STATED TASK
Copy every line of the data in which the word "لایک" occurs.

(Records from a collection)
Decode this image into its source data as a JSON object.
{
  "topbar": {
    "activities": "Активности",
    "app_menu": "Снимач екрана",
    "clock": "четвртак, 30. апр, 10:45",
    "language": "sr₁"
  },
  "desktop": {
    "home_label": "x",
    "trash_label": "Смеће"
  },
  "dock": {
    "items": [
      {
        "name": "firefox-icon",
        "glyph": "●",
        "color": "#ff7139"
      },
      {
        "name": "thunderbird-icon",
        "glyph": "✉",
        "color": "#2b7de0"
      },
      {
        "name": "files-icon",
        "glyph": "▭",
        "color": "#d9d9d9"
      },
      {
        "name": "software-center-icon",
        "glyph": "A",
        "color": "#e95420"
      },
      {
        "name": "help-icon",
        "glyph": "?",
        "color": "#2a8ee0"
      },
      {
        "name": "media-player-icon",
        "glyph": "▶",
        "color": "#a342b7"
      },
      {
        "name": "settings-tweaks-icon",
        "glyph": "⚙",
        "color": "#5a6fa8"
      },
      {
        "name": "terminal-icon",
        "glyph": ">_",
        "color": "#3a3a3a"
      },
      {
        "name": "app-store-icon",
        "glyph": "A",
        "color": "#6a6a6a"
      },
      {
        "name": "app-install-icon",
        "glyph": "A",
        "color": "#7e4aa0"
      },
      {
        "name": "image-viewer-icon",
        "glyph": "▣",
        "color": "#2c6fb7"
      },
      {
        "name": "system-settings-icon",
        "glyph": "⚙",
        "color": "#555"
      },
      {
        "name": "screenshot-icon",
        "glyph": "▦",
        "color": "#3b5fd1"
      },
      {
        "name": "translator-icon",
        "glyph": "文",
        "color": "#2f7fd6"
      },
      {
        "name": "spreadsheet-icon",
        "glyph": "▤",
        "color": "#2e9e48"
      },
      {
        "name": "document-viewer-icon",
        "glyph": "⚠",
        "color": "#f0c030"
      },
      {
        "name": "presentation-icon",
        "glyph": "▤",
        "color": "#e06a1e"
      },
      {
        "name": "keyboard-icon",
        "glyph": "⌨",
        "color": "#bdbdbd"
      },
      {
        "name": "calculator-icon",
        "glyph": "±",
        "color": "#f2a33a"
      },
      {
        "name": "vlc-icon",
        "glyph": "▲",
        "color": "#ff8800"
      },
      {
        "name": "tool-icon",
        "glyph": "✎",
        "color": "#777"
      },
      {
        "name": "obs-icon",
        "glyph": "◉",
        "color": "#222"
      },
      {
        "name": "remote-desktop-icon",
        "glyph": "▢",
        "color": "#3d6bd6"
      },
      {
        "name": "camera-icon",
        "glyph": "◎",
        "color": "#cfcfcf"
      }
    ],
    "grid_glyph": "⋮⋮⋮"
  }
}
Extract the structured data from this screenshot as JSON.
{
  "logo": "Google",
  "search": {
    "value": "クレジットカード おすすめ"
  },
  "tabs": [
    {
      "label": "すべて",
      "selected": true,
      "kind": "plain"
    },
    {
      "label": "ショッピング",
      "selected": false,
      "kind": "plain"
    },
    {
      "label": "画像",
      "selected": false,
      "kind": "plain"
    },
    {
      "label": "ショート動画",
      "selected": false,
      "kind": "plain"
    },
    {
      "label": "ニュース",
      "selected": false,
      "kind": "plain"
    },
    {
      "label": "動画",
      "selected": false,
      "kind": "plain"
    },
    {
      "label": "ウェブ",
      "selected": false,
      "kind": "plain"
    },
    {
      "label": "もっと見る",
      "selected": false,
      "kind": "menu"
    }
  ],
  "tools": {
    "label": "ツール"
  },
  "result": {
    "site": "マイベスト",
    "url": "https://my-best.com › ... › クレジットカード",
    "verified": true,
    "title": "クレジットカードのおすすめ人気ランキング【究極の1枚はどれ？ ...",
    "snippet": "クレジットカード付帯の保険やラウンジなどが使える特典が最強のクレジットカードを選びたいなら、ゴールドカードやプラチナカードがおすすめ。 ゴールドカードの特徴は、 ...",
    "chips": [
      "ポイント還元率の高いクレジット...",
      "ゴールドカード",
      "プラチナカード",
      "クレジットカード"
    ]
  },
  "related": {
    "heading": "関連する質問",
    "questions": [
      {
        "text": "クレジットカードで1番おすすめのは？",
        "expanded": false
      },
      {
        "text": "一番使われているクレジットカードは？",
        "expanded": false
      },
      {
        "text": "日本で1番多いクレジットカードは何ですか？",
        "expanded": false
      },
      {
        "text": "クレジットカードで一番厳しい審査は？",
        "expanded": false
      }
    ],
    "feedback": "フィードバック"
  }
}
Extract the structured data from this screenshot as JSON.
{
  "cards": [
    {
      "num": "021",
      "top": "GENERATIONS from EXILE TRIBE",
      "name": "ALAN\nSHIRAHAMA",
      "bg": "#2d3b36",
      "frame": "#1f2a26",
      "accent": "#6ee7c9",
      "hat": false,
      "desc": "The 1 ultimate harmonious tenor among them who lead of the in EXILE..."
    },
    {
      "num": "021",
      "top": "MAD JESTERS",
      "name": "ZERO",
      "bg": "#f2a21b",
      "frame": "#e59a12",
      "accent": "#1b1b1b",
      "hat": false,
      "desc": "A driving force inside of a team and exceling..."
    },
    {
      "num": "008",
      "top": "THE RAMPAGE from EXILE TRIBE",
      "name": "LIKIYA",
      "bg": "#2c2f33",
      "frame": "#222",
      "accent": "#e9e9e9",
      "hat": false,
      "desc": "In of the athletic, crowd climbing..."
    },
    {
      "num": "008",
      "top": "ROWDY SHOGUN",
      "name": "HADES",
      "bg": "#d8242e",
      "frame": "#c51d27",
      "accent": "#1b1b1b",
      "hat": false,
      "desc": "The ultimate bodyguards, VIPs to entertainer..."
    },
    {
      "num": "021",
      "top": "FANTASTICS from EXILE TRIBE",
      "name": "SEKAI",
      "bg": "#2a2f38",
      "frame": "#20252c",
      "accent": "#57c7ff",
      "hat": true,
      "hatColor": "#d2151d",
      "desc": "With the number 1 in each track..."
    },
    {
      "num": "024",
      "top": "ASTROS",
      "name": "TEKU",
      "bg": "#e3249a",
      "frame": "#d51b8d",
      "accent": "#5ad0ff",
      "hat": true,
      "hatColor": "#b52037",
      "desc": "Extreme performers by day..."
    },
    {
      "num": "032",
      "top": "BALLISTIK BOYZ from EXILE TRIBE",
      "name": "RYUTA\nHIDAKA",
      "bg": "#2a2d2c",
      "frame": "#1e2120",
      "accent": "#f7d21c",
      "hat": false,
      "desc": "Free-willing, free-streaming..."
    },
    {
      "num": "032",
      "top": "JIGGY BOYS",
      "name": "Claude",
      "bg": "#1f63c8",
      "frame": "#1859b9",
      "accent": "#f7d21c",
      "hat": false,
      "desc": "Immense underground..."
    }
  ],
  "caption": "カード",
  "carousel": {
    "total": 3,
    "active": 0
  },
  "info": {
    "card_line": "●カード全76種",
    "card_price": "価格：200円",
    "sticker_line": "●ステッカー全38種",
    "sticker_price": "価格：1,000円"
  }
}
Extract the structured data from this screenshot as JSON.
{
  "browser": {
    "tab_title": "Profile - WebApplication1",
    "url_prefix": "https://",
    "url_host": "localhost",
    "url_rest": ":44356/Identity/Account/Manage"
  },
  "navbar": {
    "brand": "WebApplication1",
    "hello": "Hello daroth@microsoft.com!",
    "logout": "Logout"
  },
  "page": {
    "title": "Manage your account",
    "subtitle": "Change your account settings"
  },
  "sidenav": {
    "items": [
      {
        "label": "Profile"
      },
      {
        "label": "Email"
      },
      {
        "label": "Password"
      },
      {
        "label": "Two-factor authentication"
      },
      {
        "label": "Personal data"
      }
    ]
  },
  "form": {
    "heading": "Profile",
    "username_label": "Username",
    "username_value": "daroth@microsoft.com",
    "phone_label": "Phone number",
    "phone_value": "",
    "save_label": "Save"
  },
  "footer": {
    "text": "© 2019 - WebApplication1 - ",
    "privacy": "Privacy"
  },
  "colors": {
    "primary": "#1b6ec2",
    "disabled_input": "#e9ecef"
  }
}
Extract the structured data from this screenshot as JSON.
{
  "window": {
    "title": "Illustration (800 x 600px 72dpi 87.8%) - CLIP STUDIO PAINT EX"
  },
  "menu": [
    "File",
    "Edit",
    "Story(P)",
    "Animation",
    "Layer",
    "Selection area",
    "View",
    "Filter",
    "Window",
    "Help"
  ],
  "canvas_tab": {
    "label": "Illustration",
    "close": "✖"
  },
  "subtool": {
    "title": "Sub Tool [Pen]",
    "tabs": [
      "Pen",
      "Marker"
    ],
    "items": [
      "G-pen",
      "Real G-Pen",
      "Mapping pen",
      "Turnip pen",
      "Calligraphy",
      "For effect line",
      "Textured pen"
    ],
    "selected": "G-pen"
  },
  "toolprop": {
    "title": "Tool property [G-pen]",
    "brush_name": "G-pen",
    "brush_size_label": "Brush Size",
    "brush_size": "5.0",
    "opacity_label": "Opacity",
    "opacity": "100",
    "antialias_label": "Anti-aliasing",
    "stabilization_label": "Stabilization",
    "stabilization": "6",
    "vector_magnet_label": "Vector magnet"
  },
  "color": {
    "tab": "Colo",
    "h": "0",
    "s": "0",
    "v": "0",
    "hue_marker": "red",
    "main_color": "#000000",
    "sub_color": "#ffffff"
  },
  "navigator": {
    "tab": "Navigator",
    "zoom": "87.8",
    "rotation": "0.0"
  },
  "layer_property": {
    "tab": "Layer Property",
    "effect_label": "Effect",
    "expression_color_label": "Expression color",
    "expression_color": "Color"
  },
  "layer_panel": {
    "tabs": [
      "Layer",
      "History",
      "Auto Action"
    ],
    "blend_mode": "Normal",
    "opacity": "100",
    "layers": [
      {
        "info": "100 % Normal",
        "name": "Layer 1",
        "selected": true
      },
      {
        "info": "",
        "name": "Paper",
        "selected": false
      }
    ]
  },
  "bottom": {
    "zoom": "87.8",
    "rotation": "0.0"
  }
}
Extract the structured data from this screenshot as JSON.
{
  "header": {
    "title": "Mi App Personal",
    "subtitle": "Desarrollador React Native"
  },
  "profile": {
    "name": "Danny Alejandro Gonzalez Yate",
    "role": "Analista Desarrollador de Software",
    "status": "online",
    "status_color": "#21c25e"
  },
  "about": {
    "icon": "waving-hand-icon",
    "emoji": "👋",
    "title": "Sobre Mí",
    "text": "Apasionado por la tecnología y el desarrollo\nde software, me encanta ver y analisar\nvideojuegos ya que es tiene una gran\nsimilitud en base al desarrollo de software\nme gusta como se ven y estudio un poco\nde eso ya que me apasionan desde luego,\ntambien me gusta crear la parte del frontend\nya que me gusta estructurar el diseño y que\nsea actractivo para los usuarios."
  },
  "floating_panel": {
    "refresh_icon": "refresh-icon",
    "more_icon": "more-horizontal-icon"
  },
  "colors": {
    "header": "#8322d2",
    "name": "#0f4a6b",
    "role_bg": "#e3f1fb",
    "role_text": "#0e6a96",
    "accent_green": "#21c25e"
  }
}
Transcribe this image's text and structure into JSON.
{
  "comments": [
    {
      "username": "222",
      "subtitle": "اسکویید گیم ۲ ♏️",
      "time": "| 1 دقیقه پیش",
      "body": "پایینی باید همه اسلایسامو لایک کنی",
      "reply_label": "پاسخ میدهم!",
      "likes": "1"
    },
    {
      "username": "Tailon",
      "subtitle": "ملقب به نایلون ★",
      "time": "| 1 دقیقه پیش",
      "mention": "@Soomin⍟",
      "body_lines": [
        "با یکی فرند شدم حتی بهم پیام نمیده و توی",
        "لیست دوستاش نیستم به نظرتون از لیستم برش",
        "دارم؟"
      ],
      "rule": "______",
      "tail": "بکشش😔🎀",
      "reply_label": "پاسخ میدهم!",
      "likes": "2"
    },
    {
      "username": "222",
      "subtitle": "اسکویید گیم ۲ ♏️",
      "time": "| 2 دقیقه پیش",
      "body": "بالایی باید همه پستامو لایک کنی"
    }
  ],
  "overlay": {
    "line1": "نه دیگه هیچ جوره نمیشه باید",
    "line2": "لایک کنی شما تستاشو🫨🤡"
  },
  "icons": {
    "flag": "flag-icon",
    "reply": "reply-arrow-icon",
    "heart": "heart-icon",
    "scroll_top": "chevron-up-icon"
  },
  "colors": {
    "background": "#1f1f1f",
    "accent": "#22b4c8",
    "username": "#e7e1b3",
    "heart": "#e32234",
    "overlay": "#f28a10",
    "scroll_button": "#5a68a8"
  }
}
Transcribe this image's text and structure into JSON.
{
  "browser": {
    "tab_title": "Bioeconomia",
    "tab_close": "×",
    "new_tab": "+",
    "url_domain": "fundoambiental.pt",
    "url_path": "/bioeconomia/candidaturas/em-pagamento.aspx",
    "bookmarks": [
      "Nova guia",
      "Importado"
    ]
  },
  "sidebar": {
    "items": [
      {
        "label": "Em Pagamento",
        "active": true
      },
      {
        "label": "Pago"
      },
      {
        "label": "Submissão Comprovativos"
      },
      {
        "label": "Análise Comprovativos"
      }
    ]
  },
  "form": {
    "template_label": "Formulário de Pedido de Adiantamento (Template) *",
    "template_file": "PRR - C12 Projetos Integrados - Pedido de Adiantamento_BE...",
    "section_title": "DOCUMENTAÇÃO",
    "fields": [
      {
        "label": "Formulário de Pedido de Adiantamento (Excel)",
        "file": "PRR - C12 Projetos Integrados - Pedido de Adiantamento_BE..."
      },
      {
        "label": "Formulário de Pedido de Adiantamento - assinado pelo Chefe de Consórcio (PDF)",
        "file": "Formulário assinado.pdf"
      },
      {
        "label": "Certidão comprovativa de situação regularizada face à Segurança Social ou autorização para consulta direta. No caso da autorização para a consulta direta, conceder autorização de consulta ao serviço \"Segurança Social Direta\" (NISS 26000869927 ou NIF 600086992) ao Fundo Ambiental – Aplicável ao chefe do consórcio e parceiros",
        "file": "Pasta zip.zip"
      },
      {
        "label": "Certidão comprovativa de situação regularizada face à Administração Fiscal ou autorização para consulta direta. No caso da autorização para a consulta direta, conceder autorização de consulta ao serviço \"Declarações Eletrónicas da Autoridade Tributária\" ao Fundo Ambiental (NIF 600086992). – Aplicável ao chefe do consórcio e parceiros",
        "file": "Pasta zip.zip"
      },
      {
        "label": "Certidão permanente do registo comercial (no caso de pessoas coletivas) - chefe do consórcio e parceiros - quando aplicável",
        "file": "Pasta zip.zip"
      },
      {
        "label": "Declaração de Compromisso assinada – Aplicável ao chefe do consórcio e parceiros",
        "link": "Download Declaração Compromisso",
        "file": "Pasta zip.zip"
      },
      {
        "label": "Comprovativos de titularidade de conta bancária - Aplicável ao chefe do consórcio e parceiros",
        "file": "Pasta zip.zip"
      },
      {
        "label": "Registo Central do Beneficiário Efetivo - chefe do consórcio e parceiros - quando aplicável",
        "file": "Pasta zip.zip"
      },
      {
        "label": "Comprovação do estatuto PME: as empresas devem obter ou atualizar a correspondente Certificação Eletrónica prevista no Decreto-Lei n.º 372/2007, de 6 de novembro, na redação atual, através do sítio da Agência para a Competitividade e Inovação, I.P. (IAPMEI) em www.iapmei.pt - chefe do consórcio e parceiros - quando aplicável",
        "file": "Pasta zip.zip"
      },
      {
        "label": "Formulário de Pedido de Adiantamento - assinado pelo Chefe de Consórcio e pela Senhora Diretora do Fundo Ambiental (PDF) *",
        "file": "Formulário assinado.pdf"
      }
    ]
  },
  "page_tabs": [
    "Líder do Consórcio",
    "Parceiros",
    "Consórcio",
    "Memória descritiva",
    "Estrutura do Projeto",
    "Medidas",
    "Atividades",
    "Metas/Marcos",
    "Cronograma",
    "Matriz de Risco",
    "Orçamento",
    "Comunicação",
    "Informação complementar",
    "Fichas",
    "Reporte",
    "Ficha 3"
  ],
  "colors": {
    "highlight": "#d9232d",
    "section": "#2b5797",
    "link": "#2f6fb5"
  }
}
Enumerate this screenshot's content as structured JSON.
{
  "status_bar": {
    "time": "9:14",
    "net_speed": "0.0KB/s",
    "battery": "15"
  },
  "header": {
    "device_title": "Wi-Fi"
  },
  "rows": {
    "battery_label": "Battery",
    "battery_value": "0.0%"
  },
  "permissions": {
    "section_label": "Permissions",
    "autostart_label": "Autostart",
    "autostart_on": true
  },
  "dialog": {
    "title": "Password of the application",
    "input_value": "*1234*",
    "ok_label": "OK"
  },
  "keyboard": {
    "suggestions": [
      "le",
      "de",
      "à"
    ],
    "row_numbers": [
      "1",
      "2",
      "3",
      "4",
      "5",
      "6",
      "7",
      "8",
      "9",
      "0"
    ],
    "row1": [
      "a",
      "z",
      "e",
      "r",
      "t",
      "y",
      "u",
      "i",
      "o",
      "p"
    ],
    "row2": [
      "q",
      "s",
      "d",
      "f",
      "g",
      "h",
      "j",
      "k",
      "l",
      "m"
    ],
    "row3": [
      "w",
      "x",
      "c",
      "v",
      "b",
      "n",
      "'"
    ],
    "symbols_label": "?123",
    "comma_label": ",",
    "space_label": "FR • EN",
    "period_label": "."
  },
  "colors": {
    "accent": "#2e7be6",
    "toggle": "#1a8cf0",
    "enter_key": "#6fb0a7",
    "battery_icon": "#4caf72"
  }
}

RESULT OF THE TASK
      "body": "پایینی باید همه اسلایسامو لایک کنی",
      "body": "بالایی باید همه پستامو لایک کنی"
    "line2": "لایک کنی شما تستاشو🫨🤡"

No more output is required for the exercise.